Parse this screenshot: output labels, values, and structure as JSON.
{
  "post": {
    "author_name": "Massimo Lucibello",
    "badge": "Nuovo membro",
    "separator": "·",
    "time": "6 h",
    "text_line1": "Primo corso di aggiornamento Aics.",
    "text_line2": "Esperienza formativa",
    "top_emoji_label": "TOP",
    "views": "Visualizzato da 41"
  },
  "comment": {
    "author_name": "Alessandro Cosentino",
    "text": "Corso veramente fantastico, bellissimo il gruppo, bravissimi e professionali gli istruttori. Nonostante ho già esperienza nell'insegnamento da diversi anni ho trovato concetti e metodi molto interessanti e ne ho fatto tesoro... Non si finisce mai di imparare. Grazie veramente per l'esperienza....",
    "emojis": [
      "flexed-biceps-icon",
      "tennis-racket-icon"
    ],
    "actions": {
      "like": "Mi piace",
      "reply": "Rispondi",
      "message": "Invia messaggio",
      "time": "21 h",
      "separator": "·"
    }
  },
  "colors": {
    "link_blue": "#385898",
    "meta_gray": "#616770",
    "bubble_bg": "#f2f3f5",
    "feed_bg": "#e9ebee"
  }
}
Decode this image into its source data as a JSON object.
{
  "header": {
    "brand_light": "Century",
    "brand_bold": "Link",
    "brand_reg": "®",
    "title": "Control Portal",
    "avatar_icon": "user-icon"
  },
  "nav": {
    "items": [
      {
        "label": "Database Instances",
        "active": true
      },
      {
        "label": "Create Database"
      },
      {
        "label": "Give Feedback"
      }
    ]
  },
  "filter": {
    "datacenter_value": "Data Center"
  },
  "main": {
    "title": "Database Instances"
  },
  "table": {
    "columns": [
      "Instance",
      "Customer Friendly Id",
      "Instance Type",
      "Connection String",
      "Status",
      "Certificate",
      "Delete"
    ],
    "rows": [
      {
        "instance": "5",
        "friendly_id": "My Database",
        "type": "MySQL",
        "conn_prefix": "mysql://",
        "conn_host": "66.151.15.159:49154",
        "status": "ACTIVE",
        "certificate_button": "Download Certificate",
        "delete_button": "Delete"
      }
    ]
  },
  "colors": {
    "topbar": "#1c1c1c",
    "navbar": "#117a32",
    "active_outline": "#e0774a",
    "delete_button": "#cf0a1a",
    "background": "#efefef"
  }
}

○ ○ ○ ○ ○

* _Required work_: Copy out all of the lines above exactly.

* _Full answer_:
Parse this screenshot: output labels, values, and structure as JSON.
{
  "post": {
    "author_name": "Massimo Lucibello",
    "badge": "Nuovo membro",
    "separator": "·",
    "time": "6 h",
    "text_line1": "Primo corso di aggiornamento Aics.",
    "text_line2": "Esperienza formativa",
    "top_emoji_label": "TOP",
    "views": "Visualizzato da 41"
  },
  "comment": {
    "author_name": "Alessandro Cosentino",
    "text": "Corso veramente fantastico, bellissimo il gruppo, bravissimi e professionali gli istruttori. Nonostante ho già esperienza nell'insegnamento da diversi anni ho trovato concetti e metodi molto interessanti e ne ho fatto tesoro... Non si finisce mai di imparare. Grazie veramente per l'esperienza....",
    "emojis": [
      "flexed-biceps-icon",
      "tennis-racket-icon"
    ],
    "actions": {
      "like": "Mi piace",
      "reply": "Rispondi",
      "message": "Invia messaggio",
      "time": "21 h",
      "separator": "·"
    }
  },
  "colors": {
    "link_blue": "#385898",
    "meta_gray": "#616770",
    "bubble_bg": "#f2f3f5",
    "feed_bg": "#e9ebee"
  }
}
Decode this image into its source data as a JSON object.
{
  "header": {
    "brand_light": "Century",
    "brand_bold": "Link",
    "brand_reg": "®",
    "title": "Control Portal",
    "avatar_icon": "user-icon"
  },
  "nav": {
    "items": [
      {
        "label": "Database Instances",
        "active": true
      },
      {
        "label": "Create Database"
      },
      {
        "label": "Give Feedback"
      }
    ]
  },
  "filter": {
    "datacenter_value": "Data Center"
  },
  "main": {
    "title": "Database Instances"
  },
  "table": {
    "columns": [
      "Instance",
      "Customer Friendly Id",
      "Instance Type",
      "Connection String",
      "Status",
      "Certificate",
      "Delete"
    ],
    "rows": [
      {
        "instance": "5",
        "friendly_id": "My Database",
        "type": "MySQL",
        "conn_prefix": "mysql://",
        "conn_host": "66.151.15.159:49154",
        "status": "ACTIVE",
        "certificate_button": "Download Certificate",
        "delete_button": "Delete"
      }
    ]
  },
  "colors": {
    "topbar": "#1c1c1c",
    "navbar": "#117a32",
    "active_outline": "#e0774a",
    "delete_button": "#cf0a1a",
    "background": "#efefef"
  }
}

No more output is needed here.